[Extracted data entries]
....

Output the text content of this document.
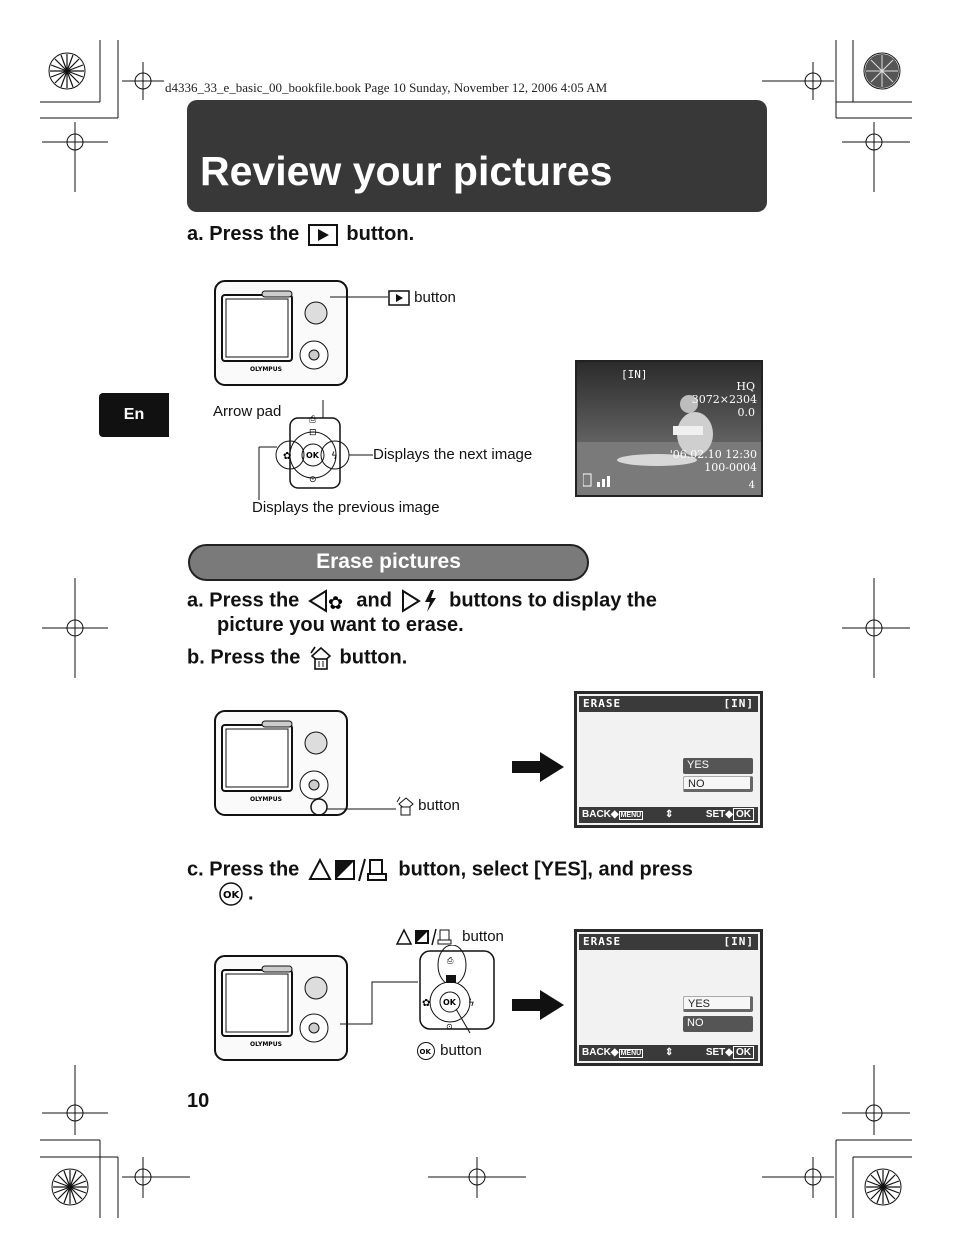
d4336_33_e_basic_00_bookfile.book Page 10 Sunday, November 12, 2006 4:05 AM
Review your pictures
En
a. Press the button.
OLYMPUS
button
Arrow pad
OK
⊡
⊙
✿	ϟ
⎙
Displays the next image
Displays the previous image
[IN]
HQ
3072×2304
0.0
'06.02.10 12:30
100-0004
4
Erase pictures
a. Press the ✿ and	buttons to display the
picture you want to erase.
b. Press the button.
OLYMPUS	button
ERASE	[IN]
YES
NO
BACK◆ MENU ⇕	SET◆ OK
c. Press the	button, select [YES], and press
OK .
OLYMPUS
button
OK
⎙
✿	ϟ
⊙
OK button
ERASE	[IN]
YES
NO
BACK◆ MENU ⇕	SET◆ OK
10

....

**Exercise objective:** The entries above are to be returned exactly, without their pictures.

**Answer:**
Output the text content of this document.
d4336_33_e_basic_00_bookfile.book Page 10 Sunday, November 12, 2006 4:05 AM
Review your pictures
En
a. Press the button.
OLYMPUS
button
Arrow pad
OK
⊡
⊙
✿	ϟ
⎙
Displays the next image
Displays the previous image
[IN]
HQ
3072×2304
0.0
'06.02.10 12:30
100-0004
4
Erase pictures
a. Press the ✿ and	buttons to display the
picture you want to erase.
b. Press the button.
OLYMPUS	button
ERASE	[IN]
YES
NO
BACK◆ MENU ⇕	SET◆ OK
c. Press the	button, select [YES], and press
OK .
OLYMPUS
button
OK
⎙
✿	ϟ
⊙
OK button
ERASE	[IN]
YES
NO
BACK◆ MENU ⇕	SET◆ OK
10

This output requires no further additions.